Goal:
Write out exactly, with no other output, the lines below from the one that contains "Read out every word on this page." through the end.

Material supplied:
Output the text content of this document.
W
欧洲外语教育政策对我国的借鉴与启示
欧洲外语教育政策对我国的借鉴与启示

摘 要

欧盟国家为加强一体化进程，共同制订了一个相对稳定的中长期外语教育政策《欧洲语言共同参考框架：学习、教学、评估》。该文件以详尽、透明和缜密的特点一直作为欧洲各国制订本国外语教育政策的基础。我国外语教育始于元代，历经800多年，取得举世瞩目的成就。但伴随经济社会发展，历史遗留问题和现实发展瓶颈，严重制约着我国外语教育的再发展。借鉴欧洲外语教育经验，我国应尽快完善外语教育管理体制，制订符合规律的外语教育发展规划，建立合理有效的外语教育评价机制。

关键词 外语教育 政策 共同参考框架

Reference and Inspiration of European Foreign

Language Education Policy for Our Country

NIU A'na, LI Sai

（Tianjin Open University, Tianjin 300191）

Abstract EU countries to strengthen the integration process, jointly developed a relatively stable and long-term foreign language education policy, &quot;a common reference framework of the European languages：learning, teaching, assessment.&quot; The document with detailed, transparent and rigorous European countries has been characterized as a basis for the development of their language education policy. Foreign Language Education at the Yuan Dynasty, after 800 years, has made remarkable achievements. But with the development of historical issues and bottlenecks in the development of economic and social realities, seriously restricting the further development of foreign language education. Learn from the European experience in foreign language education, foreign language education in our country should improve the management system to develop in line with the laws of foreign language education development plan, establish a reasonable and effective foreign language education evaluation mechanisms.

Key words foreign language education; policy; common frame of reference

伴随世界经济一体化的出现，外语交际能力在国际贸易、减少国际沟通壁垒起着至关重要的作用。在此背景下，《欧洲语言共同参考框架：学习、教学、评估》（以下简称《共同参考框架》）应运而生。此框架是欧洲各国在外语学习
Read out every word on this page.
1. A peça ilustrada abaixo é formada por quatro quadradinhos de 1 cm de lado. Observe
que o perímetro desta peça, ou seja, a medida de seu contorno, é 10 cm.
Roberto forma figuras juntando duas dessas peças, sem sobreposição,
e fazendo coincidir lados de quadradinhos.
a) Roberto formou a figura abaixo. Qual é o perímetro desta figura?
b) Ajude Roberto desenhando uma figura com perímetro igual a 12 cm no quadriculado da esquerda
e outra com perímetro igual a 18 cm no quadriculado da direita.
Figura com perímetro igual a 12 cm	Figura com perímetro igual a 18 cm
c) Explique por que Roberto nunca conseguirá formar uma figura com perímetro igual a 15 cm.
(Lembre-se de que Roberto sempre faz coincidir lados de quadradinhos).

Exercise answer:
Read out every word on this page.
1. A peça ilustrada abaixo é formada por quatro quadradinhos de 1 cm de lado. Observe
que o perímetro desta peça, ou seja, a medida de seu contorno, é 10 cm.
Roberto forma figuras juntando duas dessas peças, sem sobreposição,
e fazendo coincidir lados de quadradinhos.
a) Roberto formou a figura abaixo. Qual é o perímetro desta figura?
b) Ajude Roberto desenhando uma figura com perímetro igual a 12 cm no quadriculado da esquerda
e outra com perímetro igual a 18 cm no quadriculado da direita.
Figura com perímetro igual a 12 cm	Figura com perímetro igual a 18 cm
c) Explique por que Roberto nunca conseguirá formar uma figura com perímetro igual a 15 cm.
(Lembre-se de que Roberto sempre faz coincidir lados de quadradinhos).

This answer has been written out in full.